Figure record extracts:
--------------------

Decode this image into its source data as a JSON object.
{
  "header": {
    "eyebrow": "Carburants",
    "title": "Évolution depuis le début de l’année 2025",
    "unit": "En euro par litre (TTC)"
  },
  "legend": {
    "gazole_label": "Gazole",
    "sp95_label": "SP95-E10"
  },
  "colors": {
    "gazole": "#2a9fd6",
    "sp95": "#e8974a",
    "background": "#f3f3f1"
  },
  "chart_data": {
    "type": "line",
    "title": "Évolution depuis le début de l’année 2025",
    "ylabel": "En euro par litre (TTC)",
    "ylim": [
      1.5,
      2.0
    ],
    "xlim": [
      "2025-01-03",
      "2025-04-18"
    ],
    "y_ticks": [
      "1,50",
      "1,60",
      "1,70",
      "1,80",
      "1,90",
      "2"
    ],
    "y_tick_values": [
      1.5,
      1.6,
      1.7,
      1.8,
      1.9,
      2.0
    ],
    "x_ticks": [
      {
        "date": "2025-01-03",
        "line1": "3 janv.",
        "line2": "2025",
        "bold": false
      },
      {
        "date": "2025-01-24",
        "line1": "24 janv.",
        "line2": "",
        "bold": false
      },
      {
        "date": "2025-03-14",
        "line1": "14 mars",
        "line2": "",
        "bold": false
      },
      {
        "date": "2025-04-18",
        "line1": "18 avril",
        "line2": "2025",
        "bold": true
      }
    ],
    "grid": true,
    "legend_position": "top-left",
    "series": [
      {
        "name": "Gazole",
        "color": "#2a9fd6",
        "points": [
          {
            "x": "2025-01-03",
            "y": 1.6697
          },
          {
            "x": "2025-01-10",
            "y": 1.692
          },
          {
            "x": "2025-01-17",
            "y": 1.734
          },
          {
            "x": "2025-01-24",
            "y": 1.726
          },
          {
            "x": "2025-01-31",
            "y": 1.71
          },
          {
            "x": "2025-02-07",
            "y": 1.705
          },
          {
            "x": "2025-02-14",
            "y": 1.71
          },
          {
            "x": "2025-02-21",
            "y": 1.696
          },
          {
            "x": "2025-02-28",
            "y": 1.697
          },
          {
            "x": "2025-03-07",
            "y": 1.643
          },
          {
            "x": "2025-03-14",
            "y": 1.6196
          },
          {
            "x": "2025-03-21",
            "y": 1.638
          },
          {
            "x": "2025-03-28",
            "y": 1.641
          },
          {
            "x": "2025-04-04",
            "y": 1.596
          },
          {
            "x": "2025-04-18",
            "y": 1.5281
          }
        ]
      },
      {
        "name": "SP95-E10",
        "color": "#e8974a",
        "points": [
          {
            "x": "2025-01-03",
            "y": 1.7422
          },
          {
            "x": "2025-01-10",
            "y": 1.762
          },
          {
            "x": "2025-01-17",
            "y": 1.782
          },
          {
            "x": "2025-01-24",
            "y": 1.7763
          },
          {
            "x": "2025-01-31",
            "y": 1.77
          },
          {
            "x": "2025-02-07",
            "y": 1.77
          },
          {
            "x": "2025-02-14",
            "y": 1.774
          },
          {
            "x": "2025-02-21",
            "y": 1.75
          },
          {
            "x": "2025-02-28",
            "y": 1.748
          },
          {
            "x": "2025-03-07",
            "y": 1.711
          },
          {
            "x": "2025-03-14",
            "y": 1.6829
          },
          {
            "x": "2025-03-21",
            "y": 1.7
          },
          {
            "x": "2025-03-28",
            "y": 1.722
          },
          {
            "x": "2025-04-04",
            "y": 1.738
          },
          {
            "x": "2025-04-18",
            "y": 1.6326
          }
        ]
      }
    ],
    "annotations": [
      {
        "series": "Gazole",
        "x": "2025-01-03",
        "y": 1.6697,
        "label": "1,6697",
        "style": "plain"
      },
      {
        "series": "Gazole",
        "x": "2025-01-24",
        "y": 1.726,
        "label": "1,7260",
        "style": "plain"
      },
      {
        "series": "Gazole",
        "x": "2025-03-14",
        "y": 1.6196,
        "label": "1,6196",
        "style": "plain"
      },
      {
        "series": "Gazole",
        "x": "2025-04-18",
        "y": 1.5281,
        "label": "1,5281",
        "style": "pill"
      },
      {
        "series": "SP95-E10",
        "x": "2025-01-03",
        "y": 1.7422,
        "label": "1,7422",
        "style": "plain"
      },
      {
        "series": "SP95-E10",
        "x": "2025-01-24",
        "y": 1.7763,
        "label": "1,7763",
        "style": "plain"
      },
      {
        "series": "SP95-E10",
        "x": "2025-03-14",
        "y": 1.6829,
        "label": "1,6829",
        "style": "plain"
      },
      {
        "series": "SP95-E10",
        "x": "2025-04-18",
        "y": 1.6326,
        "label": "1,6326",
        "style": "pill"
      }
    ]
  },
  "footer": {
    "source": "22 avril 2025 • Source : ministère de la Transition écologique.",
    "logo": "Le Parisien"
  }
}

--------------------

- What you should do -
Type out the entries again, word for word.

- Finished answer -
Decode this image into its source data as a JSON object.
{
  "header": {
    "eyebrow": "Carburants",
    "title": "Évolution depuis le début de l’année 2025",
    "unit": "En euro par litre (TTC)"
  },
  "legend": {
    "gazole_label": "Gazole",
    "sp95_label": "SP95-E10"
  },
  "colors": {
    "gazole": "#2a9fd6",
    "sp95": "#e8974a",
    "background": "#f3f3f1"
  },
  "chart_data": {
    "type": "line",
    "title": "Évolution depuis le début de l’année 2025",
    "ylabel": "En euro par litre (TTC)",
    "ylim": [
      1.5,
      2.0
    ],
    "xlim": [
      "2025-01-03",
      "2025-04-18"
    ],
    "y_ticks": [
      "1,50",
      "1,60",
      "1,70",
      "1,80",
      "1,90",
      "2"
    ],
    "y_tick_values": [
      1.5,
      1.6,
      1.7,
      1.8,
      1.9,
      2.0
    ],
    "x_ticks": [
      {
        "date": "2025-01-03",
        "line1": "3 janv.",
        "line2": "2025",
        "bold": false
      },
      {
        "date": "2025-01-24",
        "line1": "24 janv.",
        "line2": "",
        "bold": false
      },
      {
        "date": "2025-03-14",
        "line1": "14 mars",
        "line2": "",
        "bold": false
      },
      {
        "date": "2025-04-18",
        "line1": "18 avril",
        "line2": "2025",
        "bold": true
      }
    ],
    "grid": true,
    "legend_position": "top-left",
    "series": [
      {
        "name": "Gazole",
        "color": "#2a9fd6",
        "points": [
          {
            "x": "2025-01-03",
            "y": 1.6697
          },
          {
            "x": "2025-01-10",
            "y": 1.692
          },
          {
            "x": "2025-01-17",
            "y": 1.734
          },
          {
            "x": "2025-01-24",
            "y": 1.726
          },
          {
            "x": "2025-01-31",
            "y": 1.71
          },
          {
            "x": "2025-02-07",
            "y": 1.705
          },
          {
            "x": "2025-02-14",
            "y": 1.71
          },
          {
            "x": "2025-02-21",
            "y": 1.696
          },
          {
            "x": "2025-02-28",
            "y": 1.697
          },
          {
            "x": "2025-03-07",
            "y": 1.643
          },
          {
            "x": "2025-03-14",
            "y": 1.6196
          },
          {
            "x": "2025-03-21",
            "y": 1.638
          },
          {
            "x": "2025-03-28",
            "y": 1.641
          },
          {
            "x": "2025-04-04",
            "y": 1.596
          },
          {
            "x": "2025-04-18",
            "y": 1.5281
          }
        ]
      },
      {
        "name": "SP95-E10",
        "color": "#e8974a",
        "points": [
          {
            "x": "2025-01-03",
            "y": 1.7422
          },
          {
            "x": "2025-01-10",
            "y": 1.762
          },
          {
            "x": "2025-01-17",
            "y": 1.782
          },
          {
            "x": "2025-01-24",
            "y": 1.7763
          },
          {
            "x": "2025-01-31",
            "y": 1.77
          },
          {
            "x": "2025-02-07",
            "y": 1.77
          },
          {
            "x": "2025-02-14",
            "y": 1.774
          },
          {
            "x": "2025-02-21",
            "y": 1.75
          },
          {
            "x": "2025-02-28",
            "y": 1.748
          },
          {
            "x": "2025-03-07",
            "y": 1.711
          },
          {
            "x": "2025-03-14",
            "y": 1.6829
          },
          {
            "x": "2025-03-21",
            "y": 1.7
          },
          {
            "x": "2025-03-28",
            "y": 1.722
          },
          {
            "x": "2025-04-04",
            "y": 1.738
          },
          {
            "x": "2025-04-18",
            "y": 1.6326
          }
        ]
      }
    ],
    "annotations": [
      {
        "series": "Gazole",
        "x": "2025-01-03",
        "y": 1.6697,
        "label": "1,6697",
        "style": "plain"
      },
      {
        "series": "Gazole",
        "x": "2025-01-24",
        "y": 1.726,
        "label": "1,7260",
        "style": "plain"
      },
      {
        "series": "Gazole",
        "x": "2025-03-14",
        "y": 1.6196,
        "label": "1,6196",
        "style": "plain"
      },
      {
        "series": "Gazole",
        "x": "2025-04-18",
        "y": 1.5281,
        "label": "1,5281",
        "style": "pill"
      },
      {
        "series": "SP95-E10",
        "x": "2025-01-03",
        "y": 1.7422,
        "label": "1,7422",
        "style": "plain"
      },
      {
        "series": "SP95-E10",
        "x": "2025-01-24",
        "y": 1.7763,
        "label": "1,7763",
        "style": "plain"
      },
      {
        "series": "SP95-E10",
        "x": "2025-03-14",
        "y": 1.6829,
        "label": "1,6829",
        "style": "plain"
      },
      {
        "series": "SP95-E10",
        "x": "2025-04-18",
        "y": 1.6326,
        "label": "1,6326",
        "style": "pill"
      }
    ]
  },
  "footer": {
    "source": "22 avril 2025 • Source : ministère de la Transition écologique.",
    "logo": "Le Parisien"
  }
}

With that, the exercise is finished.